- [TASK DESCRIPTION]: From the entries below, copy out every line with "Presidente" in it.
**** GIVEN RECORDS ****
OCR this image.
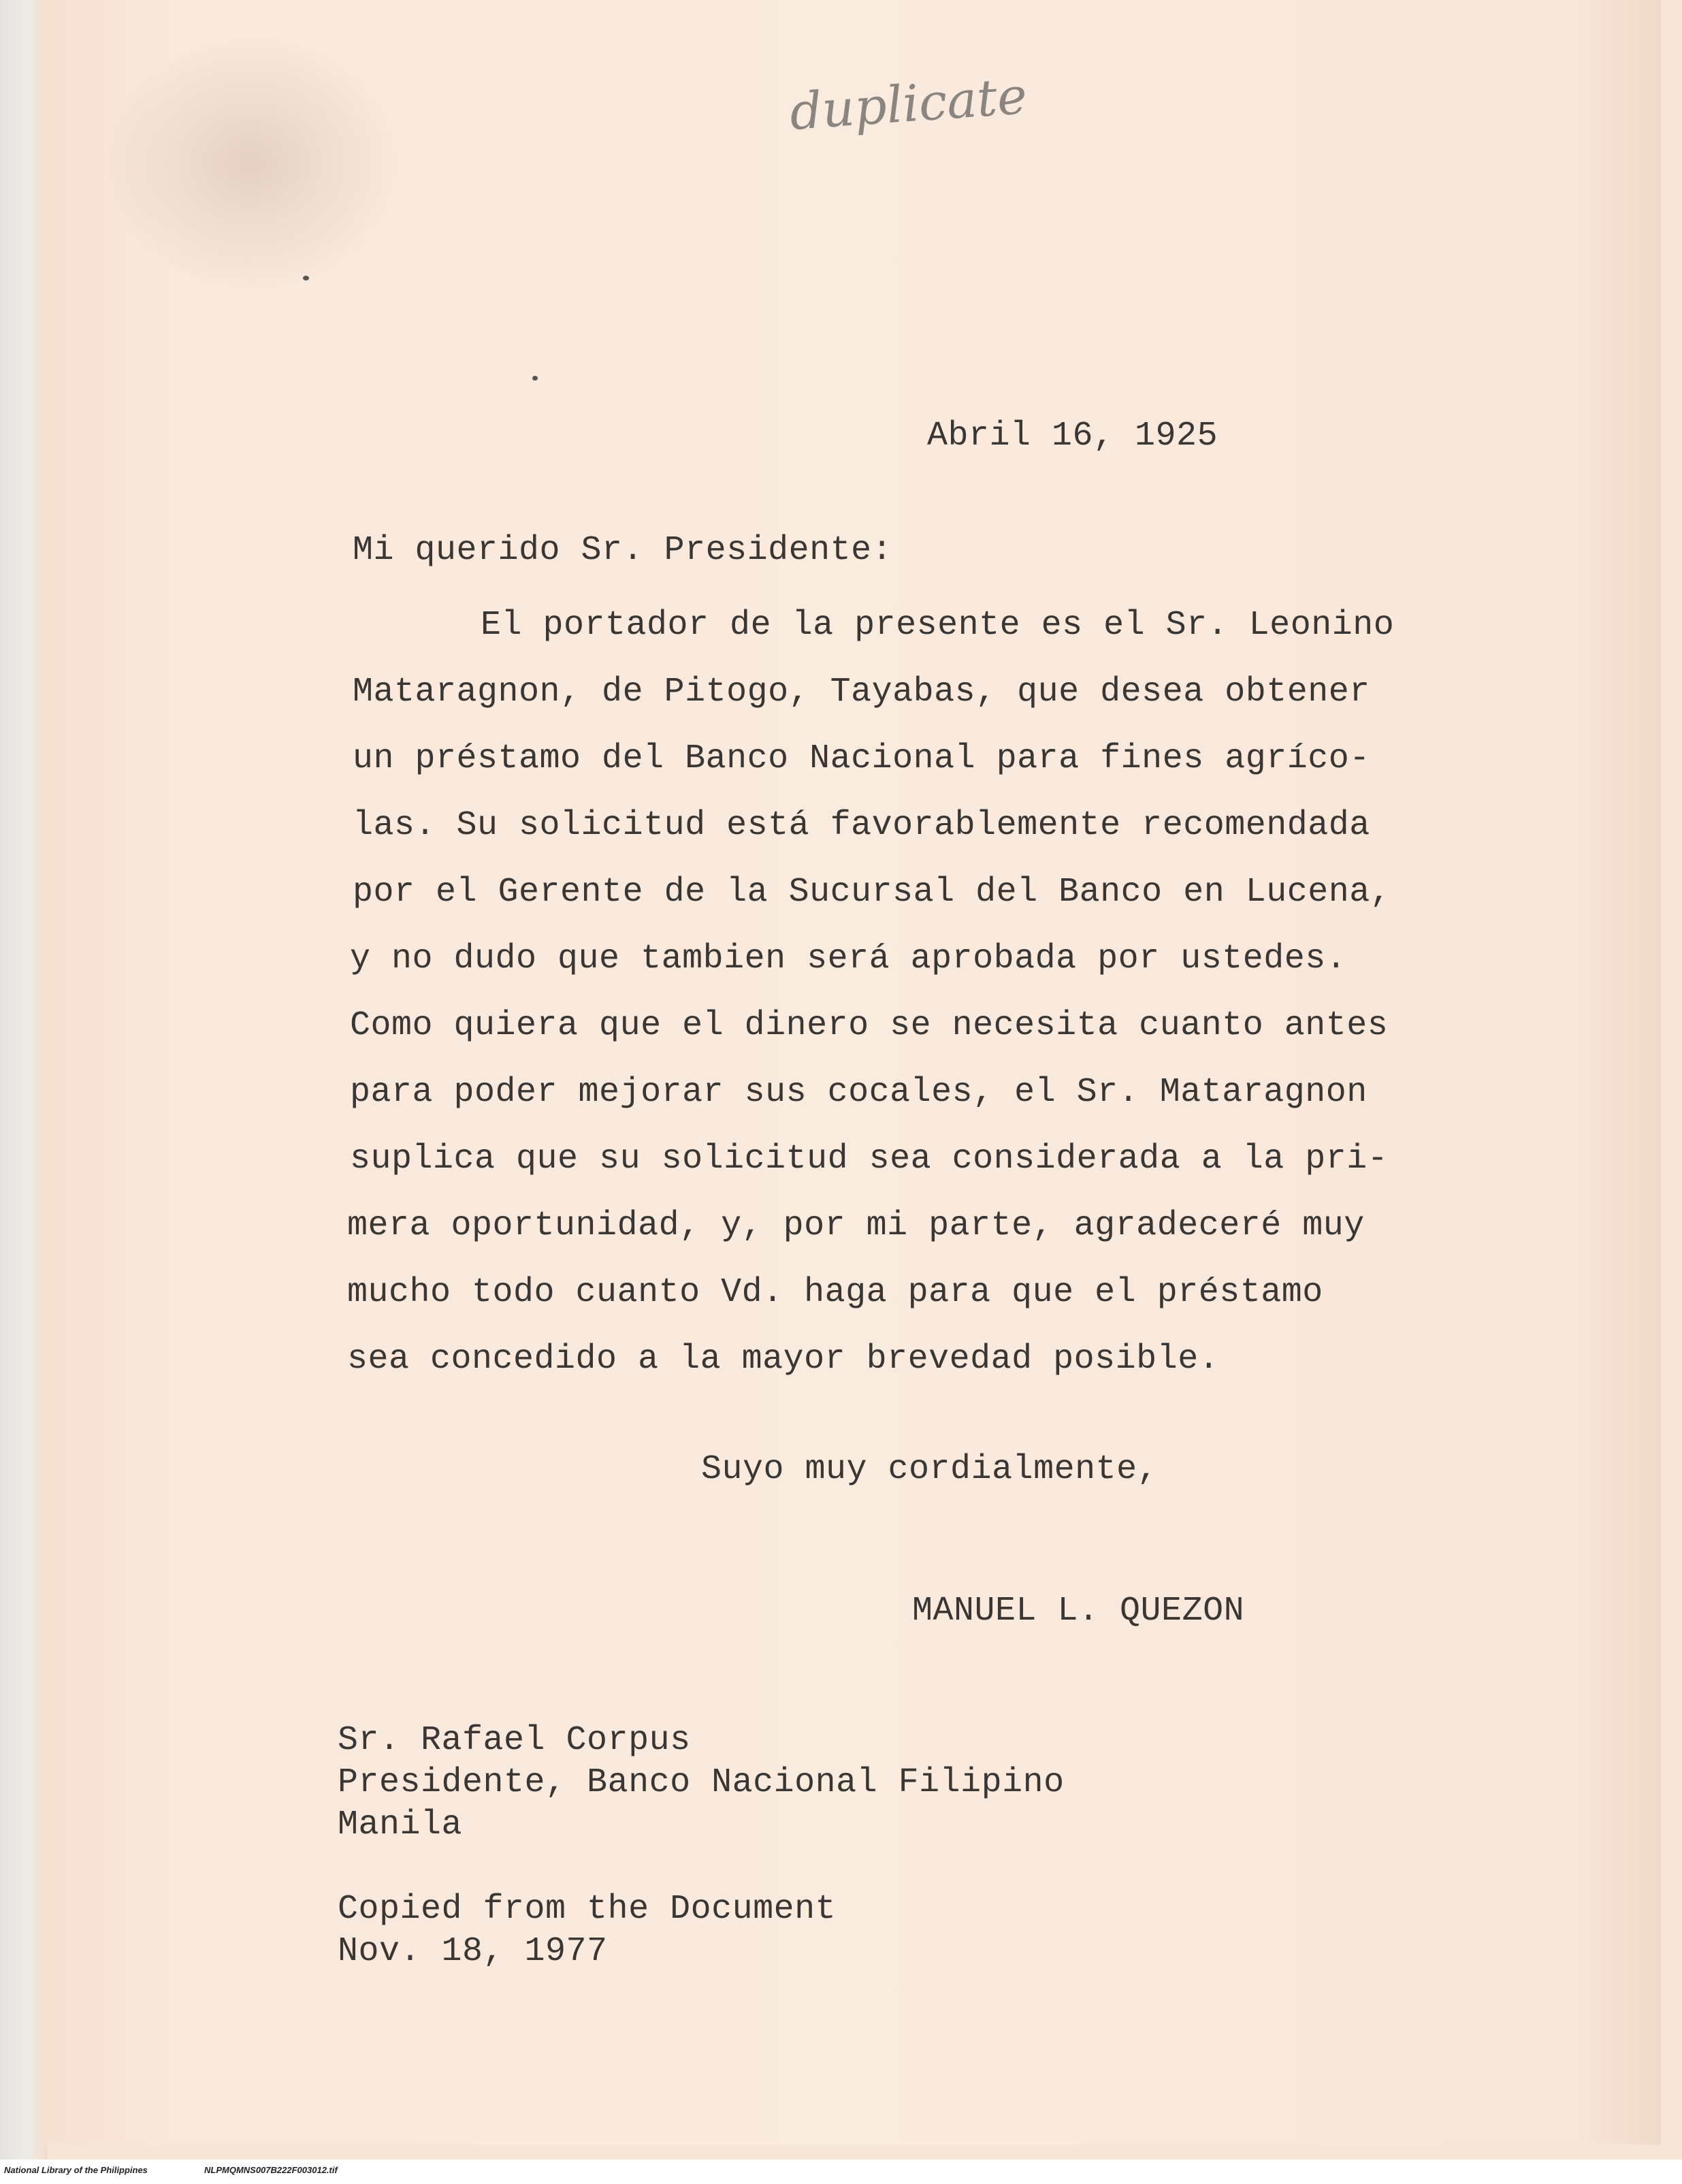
duplicate
Abril 16, 1925
Mi querido Sr. Presidente:
El portador de la presente es el Sr. Leonino
Mataragnon, de Pitogo, Tayabas, que desea obtener
un préstamo del Banco Nacional para fines agríco-
las. Su solicitud está favorablemente recomendada
por el Gerente de la Sucursal del Banco en Lucena,
y no dudo que tambien será aprobada por ustedes.
Como quiera que el dinero se necesita cuanto antes
para poder mejorar sus cocales, el Sr. Mataragnon
suplica que su solicitud sea considerada a la pri-
mera oportunidad, y, por mi parte, agradeceré muy
mucho todo cuanto Vd. haga para que el préstamo
sea concedido a la mayor brevedad posible.
Suyo muy cordialmente,
MANUEL L. QUEZON
Sr. Rafael Corpus
Presidente, Banco Nacional Filipino
Manila
Copied from the Document
Nov. 18, 1977
National Library of the Philippines	NLPMQMNS007B222F003012.tif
****
- [TASK ANSWER]:
Mi querido Sr. Presidente:
Presidente, Banco Nacional Filipino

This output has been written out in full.